START Information provided
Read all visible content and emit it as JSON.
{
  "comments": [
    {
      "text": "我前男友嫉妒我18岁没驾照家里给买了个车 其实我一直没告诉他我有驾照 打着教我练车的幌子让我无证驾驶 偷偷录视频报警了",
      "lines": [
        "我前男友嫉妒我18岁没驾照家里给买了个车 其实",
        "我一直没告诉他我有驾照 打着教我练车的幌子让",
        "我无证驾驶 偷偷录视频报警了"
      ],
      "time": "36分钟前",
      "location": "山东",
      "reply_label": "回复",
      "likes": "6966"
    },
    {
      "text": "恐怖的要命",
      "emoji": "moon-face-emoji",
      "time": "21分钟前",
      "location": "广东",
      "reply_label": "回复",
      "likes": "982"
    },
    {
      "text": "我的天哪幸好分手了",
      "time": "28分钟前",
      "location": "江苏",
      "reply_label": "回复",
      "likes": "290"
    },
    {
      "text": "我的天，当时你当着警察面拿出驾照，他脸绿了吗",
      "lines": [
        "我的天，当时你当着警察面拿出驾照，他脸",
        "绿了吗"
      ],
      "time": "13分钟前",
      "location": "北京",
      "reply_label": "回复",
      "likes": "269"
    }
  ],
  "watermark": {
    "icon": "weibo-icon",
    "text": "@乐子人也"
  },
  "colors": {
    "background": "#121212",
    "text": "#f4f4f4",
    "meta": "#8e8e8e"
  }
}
END Information provided
Set down the listing in full, keeping every word exactly as it is.

Read all visible content and emit it as JSON.
{
  "comments": [
    {
      "text": "我前男友嫉妒我18岁没驾照家里给买了个车 其实我一直没告诉他我有驾照 打着教我练车的幌子让我无证驾驶 偷偷录视频报警了",
      "lines": [
        "我前男友嫉妒我18岁没驾照家里给买了个车 其实",
        "我一直没告诉他我有驾照 打着教我练车的幌子让",
        "我无证驾驶 偷偷录视频报警了"
      ],
      "time": "36分钟前",
      "location": "山东",
      "reply_label": "回复",
      "likes": "6966"
    },
    {
      "text": "恐怖的要命",
      "emoji": "moon-face-emoji",
      "time": "21分钟前",
      "location": "广东",
      "reply_label": "回复",
      "likes": "982"
    },
    {
      "text": "我的天哪幸好分手了",
      "time": "28分钟前",
      "location": "江苏",
      "reply_label": "回复",
      "likes": "290"
    },
    {
      "text": "我的天，当时你当着警察面拿出驾照，他脸绿了吗",
      "lines": [
        "我的天，当时你当着警察面拿出驾照，他脸",
        "绿了吗"
      ],
      "time": "13分钟前",
      "location": "北京",
      "reply_label": "回复",
      "likes": "269"
    }
  ],
  "watermark": {
    "icon": "weibo-icon",
    "text": "@乐子人也"
  },
  "colors": {
    "background": "#121212",
    "text": "#f4f4f4",
    "meta": "#8e8e8e"
  }
}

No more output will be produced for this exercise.